Retrieve all lines below that have the string "away".

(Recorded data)
________
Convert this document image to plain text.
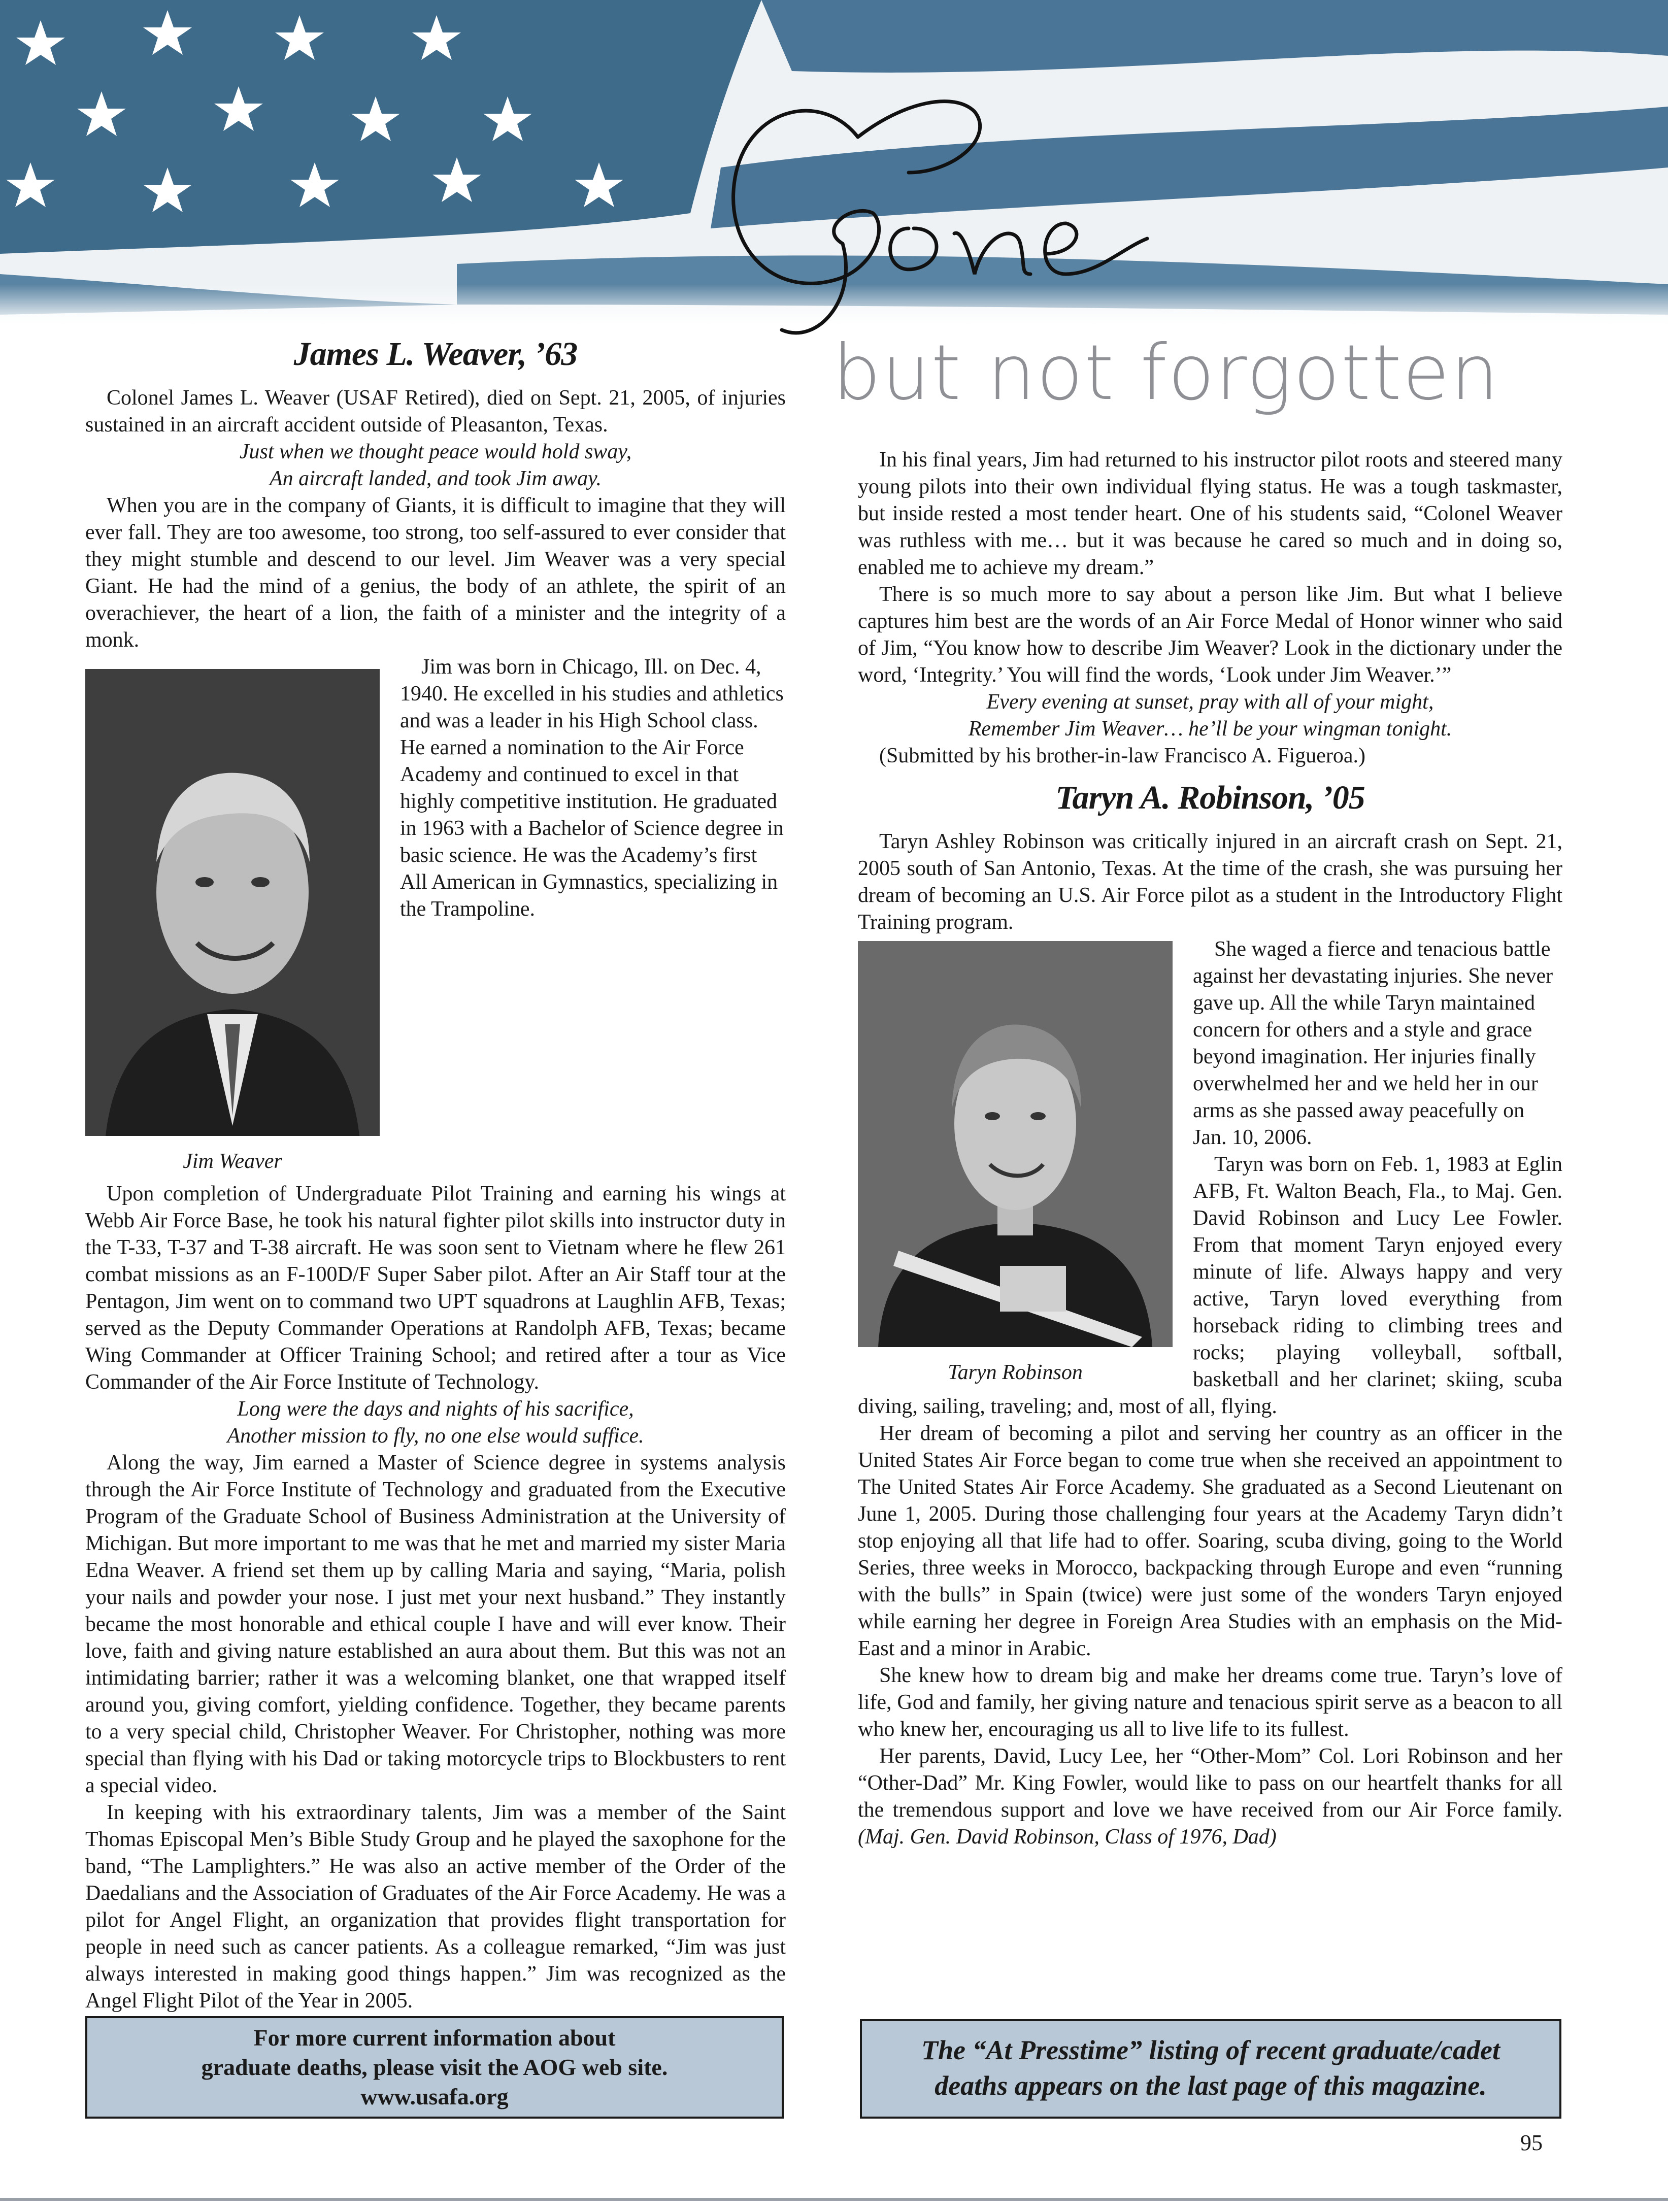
but not forgotten
James L. Weaver, ’63

Colonel James L. Weaver (USAF Retired), died on Sept. 21, 2005, of injuries sustained in an aircraft accident outside of Pleasanton, Texas.

Just when we thought peace would hold sway,
An aircraft landed, and took Jim away.

When you are in the company of Giants, it is difficult to imagine that they will ever fall. They are too awesome, too strong, too self-assured to ever consider that they might stumble and descend to our level. Jim Weaver was a very special Giant. He had the mind of a genius, the body of an athlete, the spirit of an overachiever, the heart of a lion, the faith of a minister and the integrity of a monk.

Jim Weaver

Jim was born in Chicago, Ill. on Dec. 4, 1940. He excelled in his studies and athletics and was a leader in his High School class. He earned a nomination to the Air Force Academy and continued to excel in that highly competitive institution. He graduated in 1963 with a Bachelor of Science degree in basic science. He was the Academy’s first All American in Gymnastics, specializing in the Trampoline.

Upon completion of Undergraduate Pilot Training and earning his wings at Webb Air Force Base, he took his natural fighter pilot skills into instructor duty in the T-33, T-37 and T-38 aircraft. He was soon sent to Vietnam where he flew 261 combat missions as an F-100D/F Super Saber pilot. After an Air Staff tour at the Pentagon, Jim went on to command two UPT squadrons at Laughlin AFB, Texas; served as the Deputy Commander Operations at Randolph AFB, Texas; became Wing Commander at Officer Training School; and retired after a tour as Vice Commander of the Air Force Institute of Technology.

Long were the days and nights of his sacrifice,
Another mission to fly, no one else would suffice.

Along the way, Jim earned a Master of Science degree in systems analysis through the Air Force Institute of Technology and graduated from the Executive Program of the Graduate School of Business Administration at the University of Michigan. But more important to me was that he met and married my sister Maria Edna Weaver. A friend set them up by calling Maria and saying, “Maria, polish your nails and powder your nose. I just met your next husband.” They instantly became the most honorable and ethical couple I have and will ever know. Their love, faith and giving nature established an aura about them. But this was not an intimidating barrier; rather it was a welcoming blanket, one that wrapped itself around you, giving comfort, yielding confidence. Together, they became parents to a very special child, Christopher Weaver. For Christopher, nothing was more special than flying with his Dad or taking motorcycle trips to Blockbusters to rent a special video.

In keeping with his extraordinary talents, Jim was a member of the Saint Thomas Episcopal Men’s Bible Study Group and he played the saxophone for the band, “The Lamplighters.” He was also an active member of the Order of the Daedalians and the Association of Graduates of the Air Force Academy. He was a pilot for Angel Flight, an organization that provides flight transportation for people in need such as cancer patients. As a colleague remarked, “Jim was just always interested in making good things happen.” Jim was recognized as the Angel Flight Pilot of the Year in 2005.

In his final years, Jim had returned to his instructor pilot roots and steered many young pilots into their own individual flying status. He was a tough taskmaster, but inside rested a most tender heart. One of his students said, “Colonel Weaver was ruthless with me… but it was because he cared so much and in doing so, enabled me to achieve my dream.”

There is so much more to say about a person like Jim. But what I believe captures him best are the words of an Air Force Medal of Honor winner who said of Jim, “You know how to describe Jim Weaver? Look in the dictionary under the word, ‘Integrity.’ You will find the words, ‘Look under Jim Weaver.’”

Every evening at sunset, pray with all of your might,
Remember Jim Weaver… he’ll be your wingman tonight.

(Submitted by his brother-in-law Francisco A. Figueroa.)

Taryn A. Robinson, ’05

Taryn Ashley Robinson was critically injured in an aircraft crash on Sept. 21, 2005 south of San Antonio, Texas. At the time of the crash, she was pursuing her dream of becoming an U.S. Air Force pilot as a student in the Introductory Flight Training program.

Taryn Robinson

She waged a fierce and tenacious battle against her devastating injuries. She never gave up. All the while Taryn maintained concern for others and a style and grace beyond imagination. Her injuries finally overwhelmed her and we held her in our arms as she passed away peacefully on Jan. 10, 2006.

Taryn was born on Feb. 1, 1983 at Eglin AFB, Ft. Walton Beach, Fla., to Maj. Gen. David Robinson and Lucy Lee Fowler. From that moment Taryn enjoyed every minute of life. Always happy and very active, Taryn loved everything from horseback riding to climbing trees and rocks; playing volleyball, softball, basketball and her clarinet; skiing, scuba diving, sailing, traveling; and, most of all, flying.

Her dream of becoming a pilot and serving her country as an officer in the United States Air Force began to come true when she received an appointment to The United States Air Force Academy. She graduated as a Second Lieutenant on June 1, 2005. During those challenging four years at the Academy Taryn didn’t stop enjoying all that life had to offer. Soaring, scuba diving, going to the World Series, three weeks in Morocco, backpacking through Europe and even “running with the bulls” in Spain (twice) were just some of the wonders Taryn enjoyed while earning her degree in Foreign Area Studies with an emphasis on the Mid-East and a minor in Arabic.

She knew how to dream big and make her dreams come true. Taryn’s love of life, God and family, her giving nature and tenacious spirit serve as a beacon to all who knew her, encouraging us all to live life to its fullest.

Her parents, David, Lucy Lee, her “Other-Mom” Col. Lori Robinson and her “Other-Dad” Mr. King Fowler, would like to pass on our heartfelt thanks for all the tremendous support and love we have received from our Air Force family. (Maj. Gen. David Robinson, Class of 1976, Dad)

For more current information about
graduate deaths, please visit the AOG web site.
www.usafa.org
The “At Presstime” listing of recent graduate/cadet
deaths appears on the last page of this magazine.
95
________
YOUR SOLUTION.
An aircraft landed, and took Jim away.
She waged a fierce and tenacious battle against her devastating injuries. She never gave up. All the while Taryn maintained concern for others and a style and grace beyond imagination. Her injuries finally overwhelmed her and we held her in our arms as she passed away peacefully on Jan. 10, 2006.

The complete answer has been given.